WHAT IS EXPECTED => Exact repetition of every entry is required.

# START OF RECORD EXCERPTS

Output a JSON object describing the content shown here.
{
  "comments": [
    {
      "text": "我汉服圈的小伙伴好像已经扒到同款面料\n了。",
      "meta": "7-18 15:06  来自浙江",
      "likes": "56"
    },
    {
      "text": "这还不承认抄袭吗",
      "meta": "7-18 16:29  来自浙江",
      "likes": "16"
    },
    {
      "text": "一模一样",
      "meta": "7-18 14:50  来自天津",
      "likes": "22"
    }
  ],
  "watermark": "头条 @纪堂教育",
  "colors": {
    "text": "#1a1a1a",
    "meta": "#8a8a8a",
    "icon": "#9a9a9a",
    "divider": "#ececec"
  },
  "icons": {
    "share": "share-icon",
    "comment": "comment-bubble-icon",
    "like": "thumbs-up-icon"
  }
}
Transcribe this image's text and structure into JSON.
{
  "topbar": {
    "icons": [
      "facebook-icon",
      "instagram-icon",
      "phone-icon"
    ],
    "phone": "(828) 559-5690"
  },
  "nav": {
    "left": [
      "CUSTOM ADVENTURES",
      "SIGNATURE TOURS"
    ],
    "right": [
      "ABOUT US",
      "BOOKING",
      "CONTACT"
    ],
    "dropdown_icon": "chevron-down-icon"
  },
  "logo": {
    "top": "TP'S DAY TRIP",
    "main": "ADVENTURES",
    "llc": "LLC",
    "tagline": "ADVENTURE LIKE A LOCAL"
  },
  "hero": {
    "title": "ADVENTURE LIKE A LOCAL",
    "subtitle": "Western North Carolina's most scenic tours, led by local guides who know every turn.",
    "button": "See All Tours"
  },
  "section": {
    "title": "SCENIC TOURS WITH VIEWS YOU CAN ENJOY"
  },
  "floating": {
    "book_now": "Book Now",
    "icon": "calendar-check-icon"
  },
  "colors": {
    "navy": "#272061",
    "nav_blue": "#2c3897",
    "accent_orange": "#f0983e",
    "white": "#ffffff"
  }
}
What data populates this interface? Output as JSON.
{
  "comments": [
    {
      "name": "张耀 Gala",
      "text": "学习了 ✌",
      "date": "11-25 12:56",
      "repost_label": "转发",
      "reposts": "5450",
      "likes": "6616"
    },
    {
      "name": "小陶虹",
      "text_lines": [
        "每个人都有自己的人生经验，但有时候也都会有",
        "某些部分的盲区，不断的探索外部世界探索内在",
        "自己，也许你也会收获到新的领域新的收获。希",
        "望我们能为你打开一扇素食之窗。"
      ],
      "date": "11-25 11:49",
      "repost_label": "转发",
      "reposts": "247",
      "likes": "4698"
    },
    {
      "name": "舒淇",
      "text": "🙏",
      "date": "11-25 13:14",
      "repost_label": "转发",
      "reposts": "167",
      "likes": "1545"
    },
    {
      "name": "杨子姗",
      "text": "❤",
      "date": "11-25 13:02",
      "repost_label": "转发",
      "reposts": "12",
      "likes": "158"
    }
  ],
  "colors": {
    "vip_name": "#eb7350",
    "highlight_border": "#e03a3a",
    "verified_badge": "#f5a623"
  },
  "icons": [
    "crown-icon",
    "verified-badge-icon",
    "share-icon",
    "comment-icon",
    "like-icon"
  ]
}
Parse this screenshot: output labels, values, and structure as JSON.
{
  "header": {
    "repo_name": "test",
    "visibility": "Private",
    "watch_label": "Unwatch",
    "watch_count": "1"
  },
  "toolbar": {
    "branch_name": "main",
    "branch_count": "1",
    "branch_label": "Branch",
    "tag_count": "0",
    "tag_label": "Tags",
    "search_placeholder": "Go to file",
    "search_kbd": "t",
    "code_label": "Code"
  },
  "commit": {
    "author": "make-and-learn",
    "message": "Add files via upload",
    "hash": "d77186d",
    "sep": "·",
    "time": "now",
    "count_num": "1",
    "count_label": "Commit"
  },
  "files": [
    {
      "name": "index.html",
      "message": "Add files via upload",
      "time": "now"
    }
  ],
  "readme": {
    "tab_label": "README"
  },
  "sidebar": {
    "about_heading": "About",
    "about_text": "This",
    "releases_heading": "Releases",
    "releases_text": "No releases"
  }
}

# END OF RECORD EXCERPTS

RESULT OF THIS TASK =>
Output a JSON object describing the content shown here.
{
  "comments": [
    {
      "text": "我汉服圈的小伙伴好像已经扒到同款面料\n了。",
      "meta": "7-18 15:06  来自浙江",
      "likes": "56"
    },
    {
      "text": "这还不承认抄袭吗",
      "meta": "7-18 16:29  来自浙江",
      "likes": "16"
    },
    {
      "text": "一模一样",
      "meta": "7-18 14:50  来自天津",
      "likes": "22"
    }
  ],
  "watermark": "头条 @纪堂教育",
  "colors": {
    "text": "#1a1a1a",
    "meta": "#8a8a8a",
    "icon": "#9a9a9a",
    "divider": "#ececec"
  },
  "icons": {
    "share": "share-icon",
    "comment": "comment-bubble-icon",
    "like": "thumbs-up-icon"
  }
}
Transcribe this image's text and structure into JSON.
{
  "topbar": {
    "icons": [
      "facebook-icon",
      "instagram-icon",
      "phone-icon"
    ],
    "phone": "(828) 559-5690"
  },
  "nav": {
    "left": [
      "CUSTOM ADVENTURES",
      "SIGNATURE TOURS"
    ],
    "right": [
      "ABOUT US",
      "BOOKING",
      "CONTACT"
    ],
    "dropdown_icon": "chevron-down-icon"
  },
  "logo": {
    "top": "TP'S DAY TRIP",
    "main": "ADVENTURES",
    "llc": "LLC",
    "tagline": "ADVENTURE LIKE A LOCAL"
  },
  "hero": {
    "title": "ADVENTURE LIKE A LOCAL",
    "subtitle": "Western North Carolina's most scenic tours, led by local guides who know every turn.",
    "button": "See All Tours"
  },
  "section": {
    "title": "SCENIC TOURS WITH VIEWS YOU CAN ENJOY"
  },
  "floating": {
    "book_now": "Book Now",
    "icon": "calendar-check-icon"
  },
  "colors": {
    "navy": "#272061",
    "nav_blue": "#2c3897",
    "accent_orange": "#f0983e",
    "white": "#ffffff"
  }
}
What data populates this interface? Output as JSON.
{
  "comments": [
    {
      "name": "张耀 Gala",
      "text": "学习了 ✌",
      "date": "11-25 12:56",
      "repost_label": "转发",
      "reposts": "5450",
      "likes": "6616"
    },
    {
      "name": "小陶虹",
      "text_lines": [
        "每个人都有自己的人生经验，但有时候也都会有",
        "某些部分的盲区，不断的探索外部世界探索内在",
        "自己，也许你也会收获到新的领域新的收获。希",
        "望我们能为你打开一扇素食之窗。"
      ],
      "date": "11-25 11:49",
      "repost_label": "转发",
      "reposts": "247",
      "likes": "4698"
    },
    {
      "name": "舒淇",
      "text": "🙏",
      "date": "11-25 13:14",
      "repost_label": "转发",
      "reposts": "167",
      "likes": "1545"
    },
    {
      "name": "杨子姗",
      "text": "❤",
      "date": "11-25 13:02",
      "repost_label": "转发",
      "reposts": "12",
      "likes": "158"
    }
  ],
  "colors": {
    "vip_name": "#eb7350",
    "highlight_border": "#e03a3a",
    "verified_badge": "#f5a623"
  },
  "icons": [
    "crown-icon",
    "verified-badge-icon",
    "share-icon",
    "comment-icon",
    "like-icon"
  ]
}
Parse this screenshot: output labels, values, and structure as JSON.
{
  "header": {
    "repo_name": "test",
    "visibility": "Private",
    "watch_label": "Unwatch",
    "watch_count": "1"
  },
  "toolbar": {
    "branch_name": "main",
    "branch_count": "1",
    "branch_label": "Branch",
    "tag_count": "0",
    "tag_label": "Tags",
    "search_placeholder": "Go to file",
    "search_kbd": "t",
    "code_label": "Code"
  },
  "commit": {
    "author": "make-and-learn",
    "message": "Add files via upload",
    "hash": "d77186d",
    "sep": "·",
    "time": "now",
    "count_num": "1",
    "count_label": "Commit"
  },
  "files": [
    {
      "name": "index.html",
      "message": "Add files via upload",
      "time": "now"
    }
  ],
  "readme": {
    "tab_label": "README"
  },
  "sidebar": {
    "about_heading": "About",
    "about_text": "This",
    "releases_heading": "Releases",
    "releases_text": "No releases"
  }
}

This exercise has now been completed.